## WORK TO BE COMPLETED:
Look through the material below for "Communauté". Copy every line that contains it.

[Dataset entries]
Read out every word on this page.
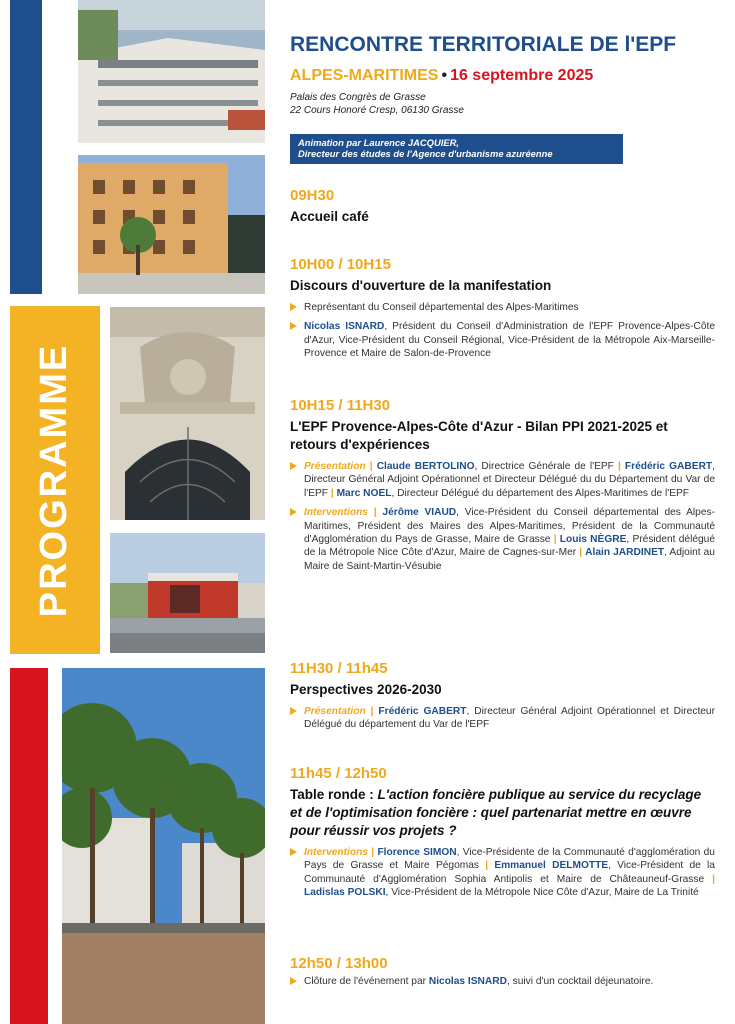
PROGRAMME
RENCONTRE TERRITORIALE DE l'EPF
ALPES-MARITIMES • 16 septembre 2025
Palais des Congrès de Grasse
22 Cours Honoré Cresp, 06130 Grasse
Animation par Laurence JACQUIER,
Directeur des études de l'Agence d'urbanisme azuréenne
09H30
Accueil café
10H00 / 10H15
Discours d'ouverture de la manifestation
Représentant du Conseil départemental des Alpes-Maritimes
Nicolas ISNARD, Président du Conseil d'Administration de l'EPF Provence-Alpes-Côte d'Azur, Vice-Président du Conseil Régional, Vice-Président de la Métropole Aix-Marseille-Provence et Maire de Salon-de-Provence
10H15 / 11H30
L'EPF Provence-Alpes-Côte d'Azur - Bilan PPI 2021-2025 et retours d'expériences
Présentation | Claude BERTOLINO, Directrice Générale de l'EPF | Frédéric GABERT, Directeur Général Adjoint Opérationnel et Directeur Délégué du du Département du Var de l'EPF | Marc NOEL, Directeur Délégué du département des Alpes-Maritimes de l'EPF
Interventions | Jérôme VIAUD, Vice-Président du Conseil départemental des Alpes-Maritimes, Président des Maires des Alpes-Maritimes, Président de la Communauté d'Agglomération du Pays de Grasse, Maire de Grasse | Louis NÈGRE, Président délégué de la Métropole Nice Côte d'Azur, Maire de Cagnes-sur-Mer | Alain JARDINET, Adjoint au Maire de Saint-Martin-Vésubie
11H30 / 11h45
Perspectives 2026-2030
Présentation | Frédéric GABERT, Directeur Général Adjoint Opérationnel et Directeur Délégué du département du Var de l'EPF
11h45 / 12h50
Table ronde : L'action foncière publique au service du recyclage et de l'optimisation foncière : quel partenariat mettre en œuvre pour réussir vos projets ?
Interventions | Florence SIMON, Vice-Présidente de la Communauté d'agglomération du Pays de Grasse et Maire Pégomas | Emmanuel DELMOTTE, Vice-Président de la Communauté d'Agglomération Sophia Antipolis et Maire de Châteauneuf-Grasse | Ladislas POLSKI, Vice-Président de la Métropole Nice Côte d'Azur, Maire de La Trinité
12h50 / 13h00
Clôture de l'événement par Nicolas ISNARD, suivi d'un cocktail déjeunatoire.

---

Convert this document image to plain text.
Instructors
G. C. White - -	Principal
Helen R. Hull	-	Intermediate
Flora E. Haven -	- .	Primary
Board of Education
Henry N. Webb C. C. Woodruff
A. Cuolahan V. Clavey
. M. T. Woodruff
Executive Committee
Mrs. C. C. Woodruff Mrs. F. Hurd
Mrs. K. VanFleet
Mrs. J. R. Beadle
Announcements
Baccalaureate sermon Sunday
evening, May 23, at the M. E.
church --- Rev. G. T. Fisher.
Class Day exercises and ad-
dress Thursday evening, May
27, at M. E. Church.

==

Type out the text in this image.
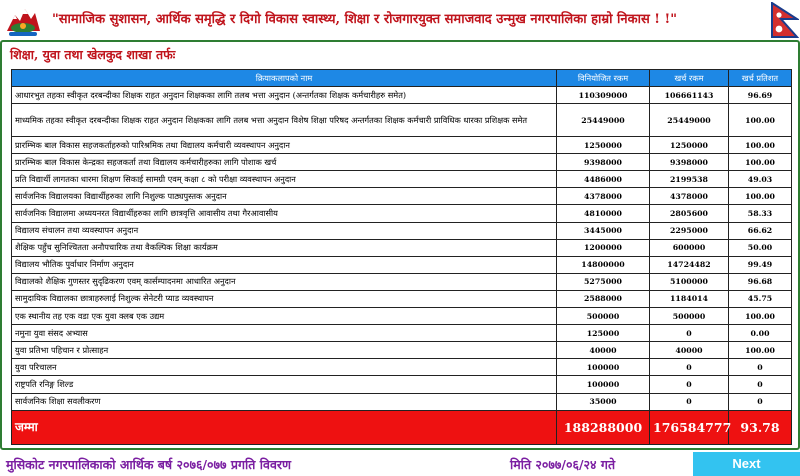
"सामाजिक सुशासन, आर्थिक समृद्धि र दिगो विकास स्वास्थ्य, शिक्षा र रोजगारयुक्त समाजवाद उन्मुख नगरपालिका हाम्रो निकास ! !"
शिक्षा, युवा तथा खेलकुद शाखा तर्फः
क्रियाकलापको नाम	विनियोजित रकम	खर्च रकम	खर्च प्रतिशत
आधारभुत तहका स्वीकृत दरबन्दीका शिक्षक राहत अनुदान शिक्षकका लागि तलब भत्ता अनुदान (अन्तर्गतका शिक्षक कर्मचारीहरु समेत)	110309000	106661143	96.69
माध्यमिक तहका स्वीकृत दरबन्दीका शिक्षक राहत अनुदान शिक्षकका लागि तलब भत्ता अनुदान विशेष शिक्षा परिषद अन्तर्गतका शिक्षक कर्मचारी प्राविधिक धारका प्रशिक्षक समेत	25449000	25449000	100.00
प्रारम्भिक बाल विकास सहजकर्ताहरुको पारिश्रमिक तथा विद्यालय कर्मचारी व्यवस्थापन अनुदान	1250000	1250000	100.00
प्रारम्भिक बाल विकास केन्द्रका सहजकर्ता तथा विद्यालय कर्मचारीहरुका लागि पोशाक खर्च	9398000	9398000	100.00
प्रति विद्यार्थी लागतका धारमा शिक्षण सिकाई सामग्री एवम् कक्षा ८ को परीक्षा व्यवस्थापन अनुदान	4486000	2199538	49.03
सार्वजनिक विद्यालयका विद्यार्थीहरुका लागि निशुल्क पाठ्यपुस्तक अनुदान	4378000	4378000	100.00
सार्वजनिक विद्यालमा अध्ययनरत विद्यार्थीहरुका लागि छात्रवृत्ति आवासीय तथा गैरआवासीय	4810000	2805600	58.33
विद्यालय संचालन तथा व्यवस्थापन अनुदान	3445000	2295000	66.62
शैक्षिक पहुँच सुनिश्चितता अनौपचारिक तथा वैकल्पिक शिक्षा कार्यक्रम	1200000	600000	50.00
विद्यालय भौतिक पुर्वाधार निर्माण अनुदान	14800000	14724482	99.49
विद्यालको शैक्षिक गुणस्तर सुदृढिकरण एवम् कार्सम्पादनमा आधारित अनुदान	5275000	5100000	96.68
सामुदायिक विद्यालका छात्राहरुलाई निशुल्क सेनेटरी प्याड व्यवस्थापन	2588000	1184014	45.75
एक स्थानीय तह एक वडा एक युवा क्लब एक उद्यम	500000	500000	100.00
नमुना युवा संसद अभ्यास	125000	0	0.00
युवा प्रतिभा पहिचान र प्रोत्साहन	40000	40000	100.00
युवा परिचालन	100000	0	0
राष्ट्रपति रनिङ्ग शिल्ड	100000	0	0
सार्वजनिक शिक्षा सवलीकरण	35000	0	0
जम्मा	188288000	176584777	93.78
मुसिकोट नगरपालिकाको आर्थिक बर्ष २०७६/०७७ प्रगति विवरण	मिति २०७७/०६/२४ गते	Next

## WRITTEN SOLUTION:
Interventions | Jérôme VIAUD, Vice-Président du Conseil départemental des Alpes-Maritimes, Président des Maires des Alpes-Maritimes, Président de la Communauté d'Agglomération du Pays de Grasse, Maire de Grasse | Louis NÈGRE, Président délégué de la Métropole Nice Côte d'Azur, Maire de Cagnes-sur-Mer | Alain JARDINET, Adjoint au Maire de Saint-Martin-Vésubie
Interventions | Florence SIMON, Vice-Présidente de la Communauté d'agglomération du Pays de Grasse et Maire Pégomas | Emmanuel DELMOTTE, Vice-Président de la Communauté d'Agglomération Sophia Antipolis et Maire de Châteauneuf-Grasse | Ladislas POLSKI, Vice-Président de la Métropole Nice Côte d'Azur, Maire de La Trinité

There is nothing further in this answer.